# [DESCRIPTION OF THE TASK]
Copy everything in the listing below word for word, apart from any images.

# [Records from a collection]
# # #

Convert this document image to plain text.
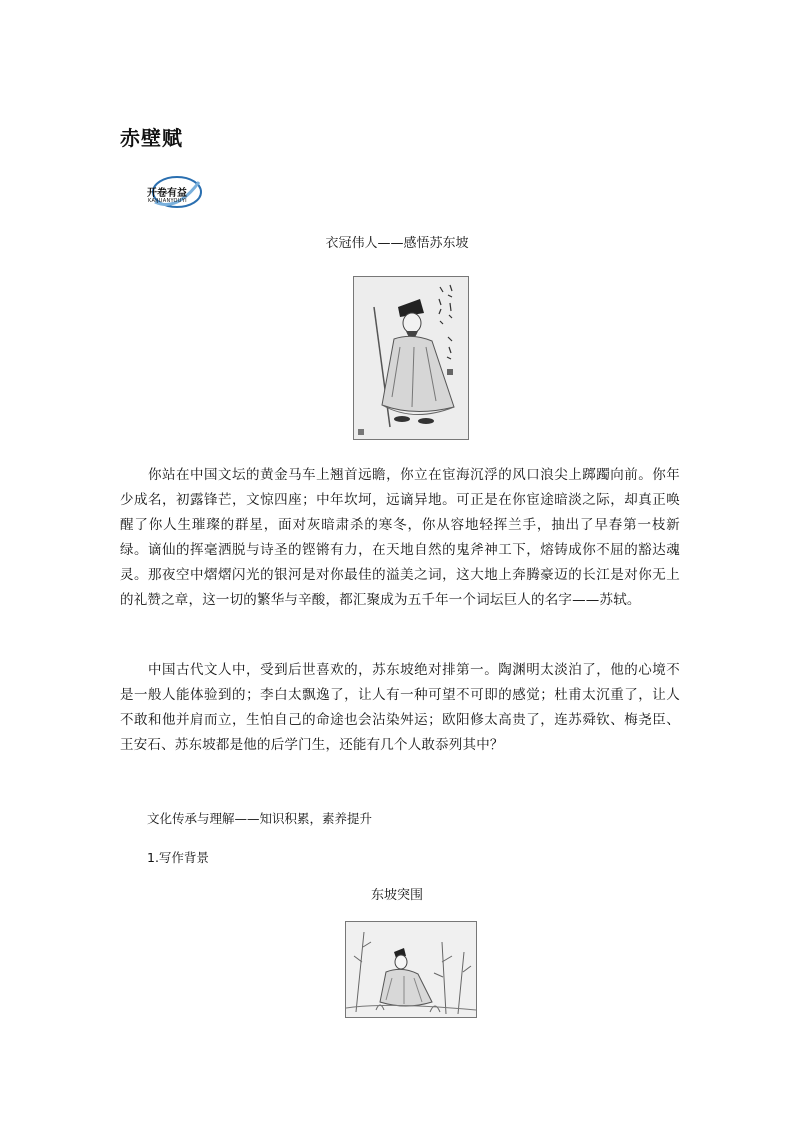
赤壁赋
开卷有益
KAIJUANYOUYI
衣冠伟人——感悟苏东坡
你站在中国文坛的黄金马车上翘首远瞻，你立在宦海沉浮的风口浪尖上踯躅向前。你年少成名，初露锋芒，文惊四座；中年坎坷，远谪异地。可正是在你宦途暗淡之际，却真正唤醒了你人生璀璨的群星，面对灰暗肃杀的寒冬，你从容地轻挥兰手，抽出了早春第一枝新绿。谪仙的挥毫洒脱与诗圣的铿锵有力，在天地自然的鬼斧神工下，熔铸成你不屈的豁达魂灵。那夜空中熠熠闪光的银河是对你最佳的溢美之词，这大地上奔腾豪迈的长江是对你无上的礼赞之章，这一切的繁华与辛酸，都汇聚成为五千年一个词坛巨人的名字——苏轼。
中国古代文人中，受到后世喜欢的，苏东坡绝对排第一。陶渊明太淡泊了，他的心境不是一般人能体验到的；李白太飘逸了，让人有一种可望不可即的感觉；杜甫太沉重了，让人不敢和他并肩而立，生怕自己的命途也会沾染舛运；欧阳修太高贵了，连苏舜钦、梅尧臣、王安石、苏东坡都是他的后学门生，还能有几个人敢忝列其中？
文化传承与理解——知识积累，素养提升
1.写作背景
东坡突围
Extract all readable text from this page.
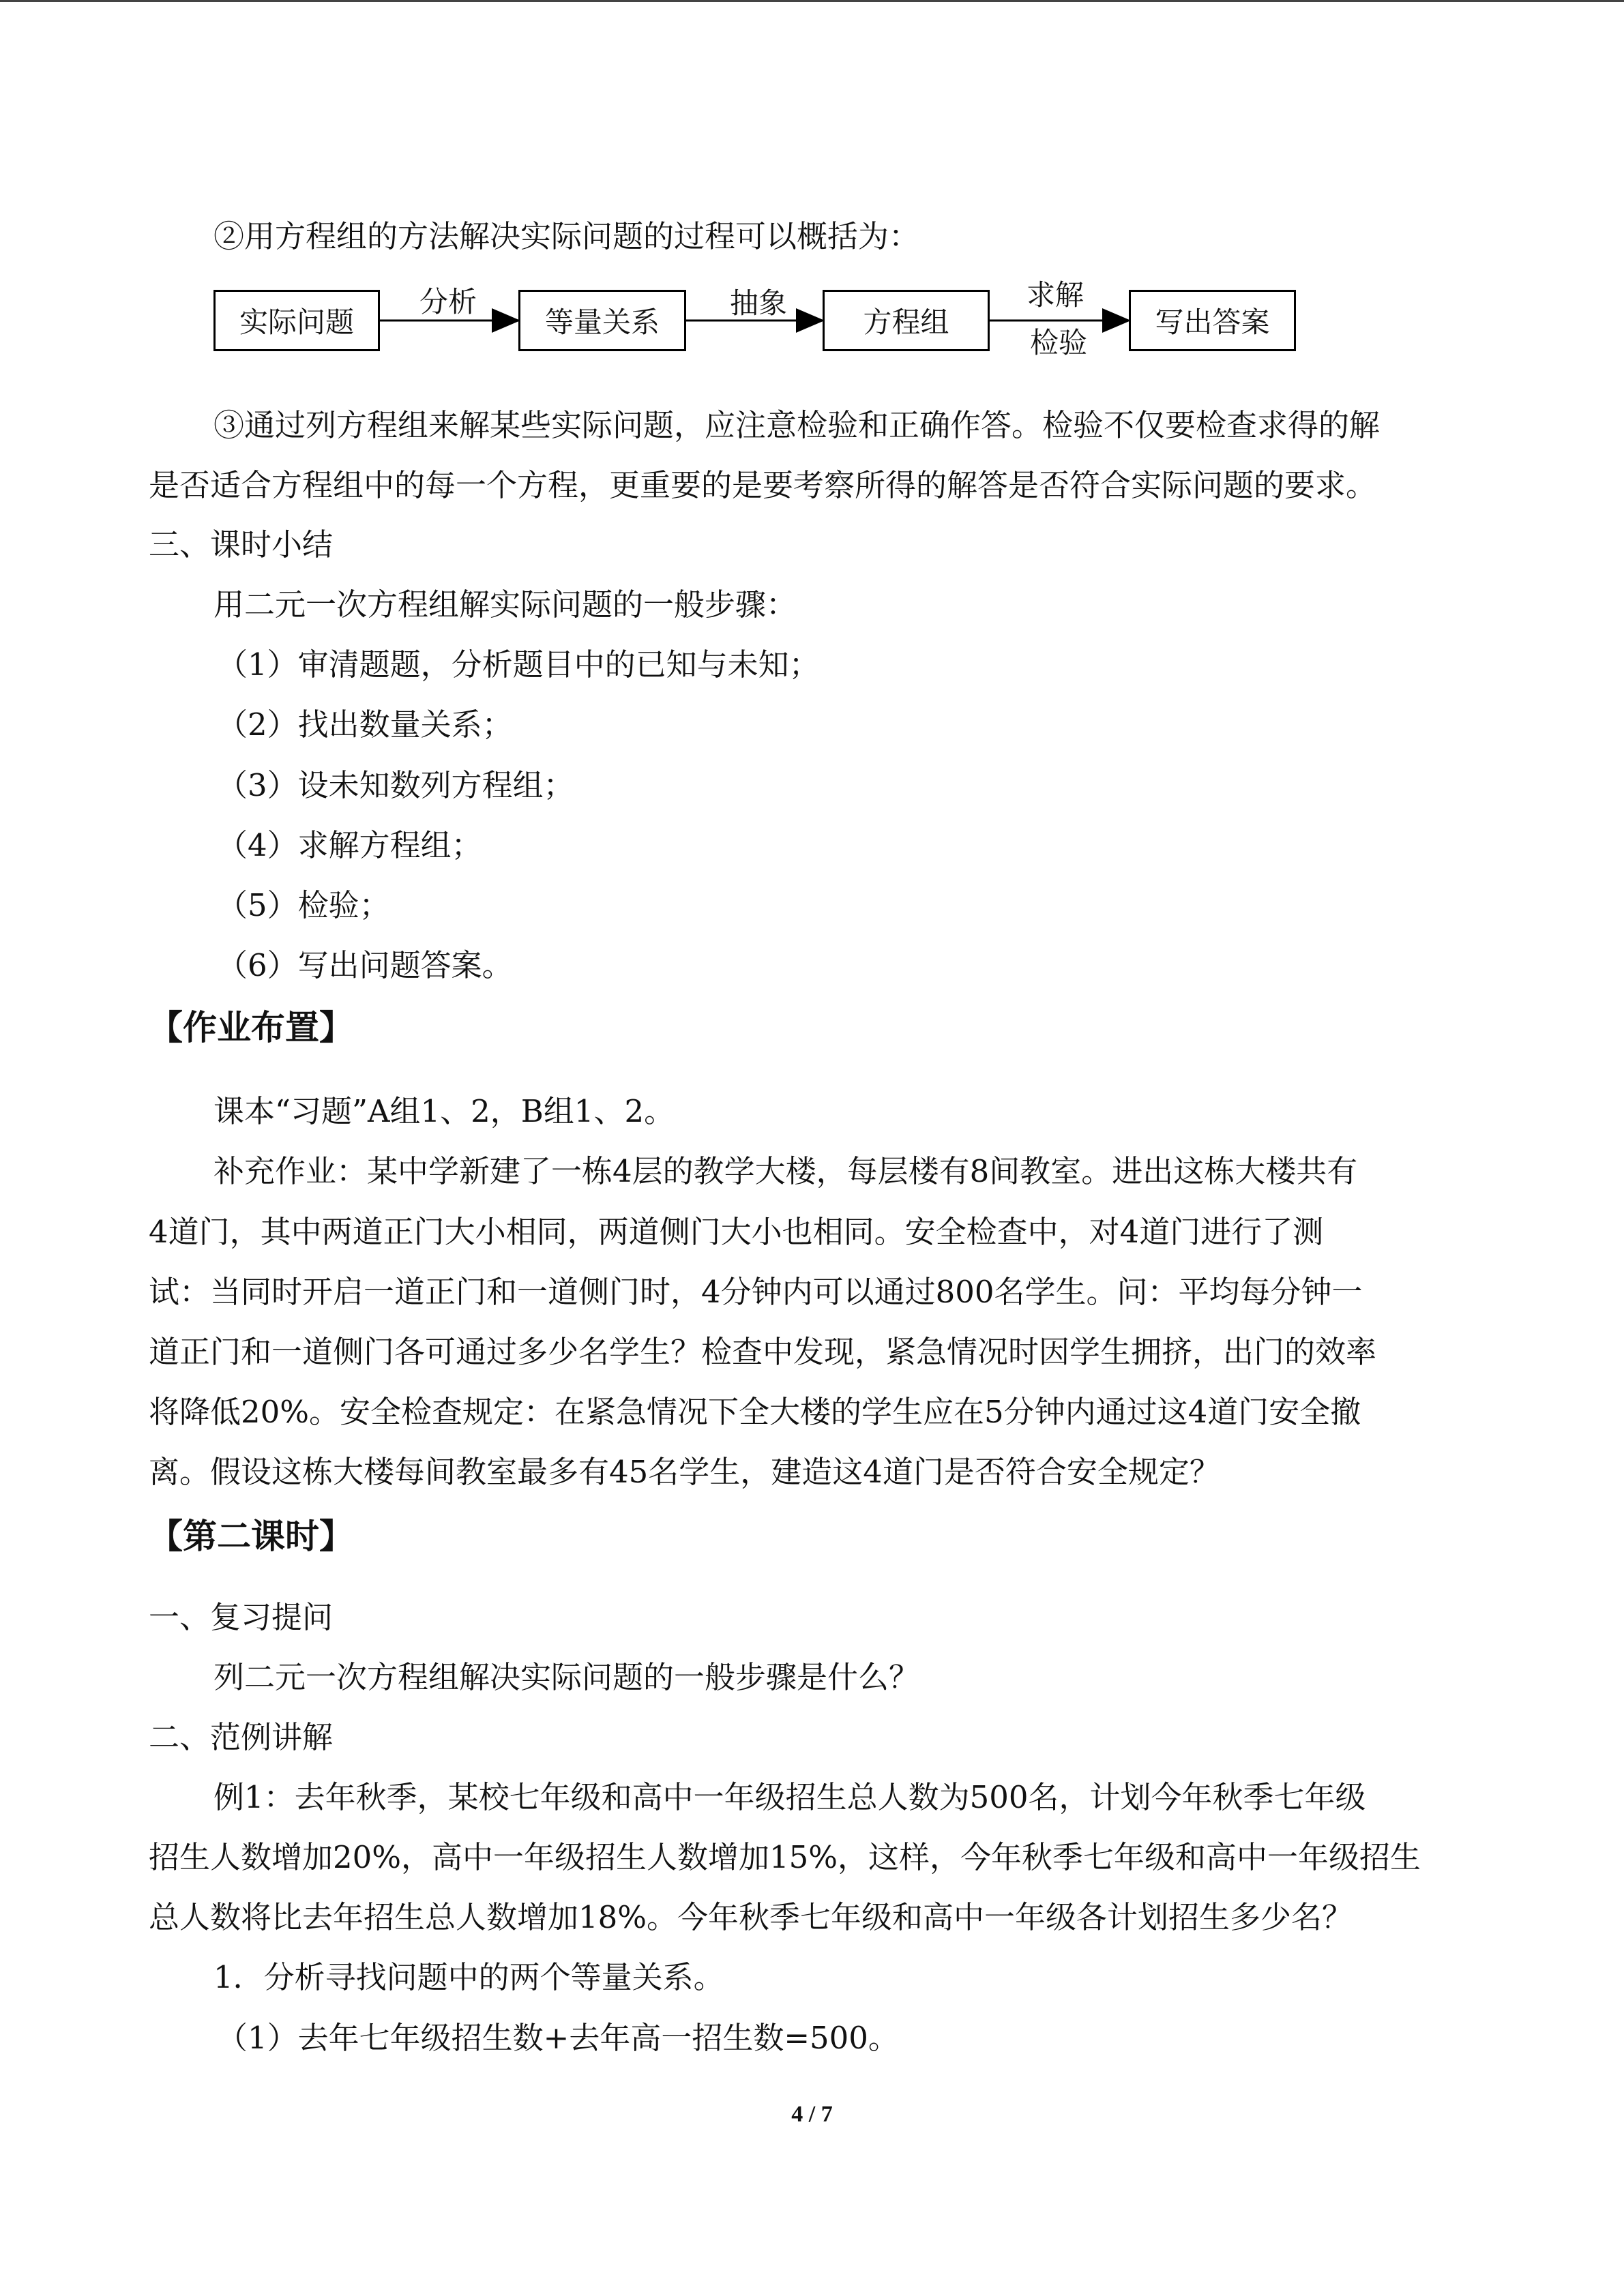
②用方程组的方法解决实际问题的过程可以概括为：
实际问题	等量关系	方程组	写出答案
分析	抽象	求解
检验
③通过列方程组来解某些实际问题，应注意检验和正确作答。检验不仅要检查求得的解
是否适合方程组中的每一个方程，更重要的是要考察所得的解答是否符合实际问题的要求。
三、课时小结
用二元一次方程组解实际问题的一般步骤：
（1）审清题题，分析题目中的已知与未知；
（2）找出数量关系；
（3）设未知数列方程组；
（4）求解方程组；
（5）检验；
（6）写出问题答案。
【作业布置】
课本“习题”A组1、2，B组1、2。
补充作业：某中学新建了一栋4层的教学大楼，每层楼有8间教室。进出这栋大楼共有
4道门，其中两道正门大小相同，两道侧门大小也相同。安全检查中，对4道门进行了测
试：当同时开启一道正门和一道侧门时，4分钟内可以通过800名学生。问：平均每分钟一
道正门和一道侧门各可通过多少名学生？检查中发现，紧急情况时因学生拥挤，出门的效率
将降低20%。安全检查规定：在紧急情况下全大楼的学生应在5分钟内通过这4道门安全撤
离。假设这栋大楼每间教室最多有45名学生，建造这4道门是否符合安全规定？
【第二课时】
一、复习提问
列二元一次方程组解决实际问题的一般步骤是什么？
二、范例讲解
例1：去年秋季，某校七年级和高中一年级招生总人数为500名，计划今年秋季七年级
招生人数增加20%，高中一年级招生人数增加15%，这样，今年秋季七年级和高中一年级招生
总人数将比去年招生总人数增加18%。今年秋季七年级和高中一年级各计划招生多少名？
1．分析寻找问题中的两个等量关系。
（1）去年七年级招生数+去年高一招生数=500。
4 / 7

# # #

# [SOLUTION TO THE PROBLEM]
Convert this document image to plain text.
赤壁赋
开卷有益
KAIJUANYOUYI
衣冠伟人——感悟苏东坡
你站在中国文坛的黄金马车上翘首远瞻，你立在宦海沉浮的风口浪尖上踯躅向前。你年少成名，初露锋芒，文惊四座；中年坎坷，远谪异地。可正是在你宦途暗淡之际，却真正唤醒了你人生璀璨的群星，面对灰暗肃杀的寒冬，你从容地轻挥兰手，抽出了早春第一枝新绿。谪仙的挥毫洒脱与诗圣的铿锵有力，在天地自然的鬼斧神工下，熔铸成你不屈的豁达魂灵。那夜空中熠熠闪光的银河是对你最佳的溢美之词，这大地上奔腾豪迈的长江是对你无上的礼赞之章，这一切的繁华与辛酸，都汇聚成为五千年一个词坛巨人的名字——苏轼。
中国古代文人中，受到后世喜欢的，苏东坡绝对排第一。陶渊明太淡泊了，他的心境不是一般人能体验到的；李白太飘逸了，让人有一种可望不可即的感觉；杜甫太沉重了，让人不敢和他并肩而立，生怕自己的命途也会沾染舛运；欧阳修太高贵了，连苏舜钦、梅尧臣、王安石、苏东坡都是他的后学门生，还能有几个人敢忝列其中？
文化传承与理解——知识积累，素养提升
1.写作背景
东坡突围
Extract all readable text from this page.
②用方程组的方法解决实际问题的过程可以概括为：
实际问题	等量关系	方程组	写出答案
分析	抽象	求解
检验
③通过列方程组来解某些实际问题，应注意检验和正确作答。检验不仅要检查求得的解
是否适合方程组中的每一个方程，更重要的是要考察所得的解答是否符合实际问题的要求。
三、课时小结
用二元一次方程组解实际问题的一般步骤：
（1）审清题题，分析题目中的已知与未知；
（2）找出数量关系；
（3）设未知数列方程组；
（4）求解方程组；
（5）检验；
（6）写出问题答案。
【作业布置】
课本“习题”A组1、2，B组1、2。
补充作业：某中学新建了一栋4层的教学大楼，每层楼有8间教室。进出这栋大楼共有
4道门，其中两道正门大小相同，两道侧门大小也相同。安全检查中，对4道门进行了测
试：当同时开启一道正门和一道侧门时，4分钟内可以通过800名学生。问：平均每分钟一
道正门和一道侧门各可通过多少名学生？检查中发现，紧急情况时因学生拥挤，出门的效率
将降低20%。安全检查规定：在紧急情况下全大楼的学生应在5分钟内通过这4道门安全撤
离。假设这栋大楼每间教室最多有45名学生，建造这4道门是否符合安全规定？
【第二课时】
一、复习提问
列二元一次方程组解决实际问题的一般步骤是什么？
二、范例讲解
例1：去年秋季，某校七年级和高中一年级招生总人数为500名，计划今年秋季七年级
招生人数增加20%，高中一年级招生人数增加15%，这样，今年秋季七年级和高中一年级招生
总人数将比去年招生总人数增加18%。今年秋季七年级和高中一年级各计划招生多少名？
1．分析寻找问题中的两个等量关系。
（1）去年七年级招生数+去年高一招生数=500。
4 / 7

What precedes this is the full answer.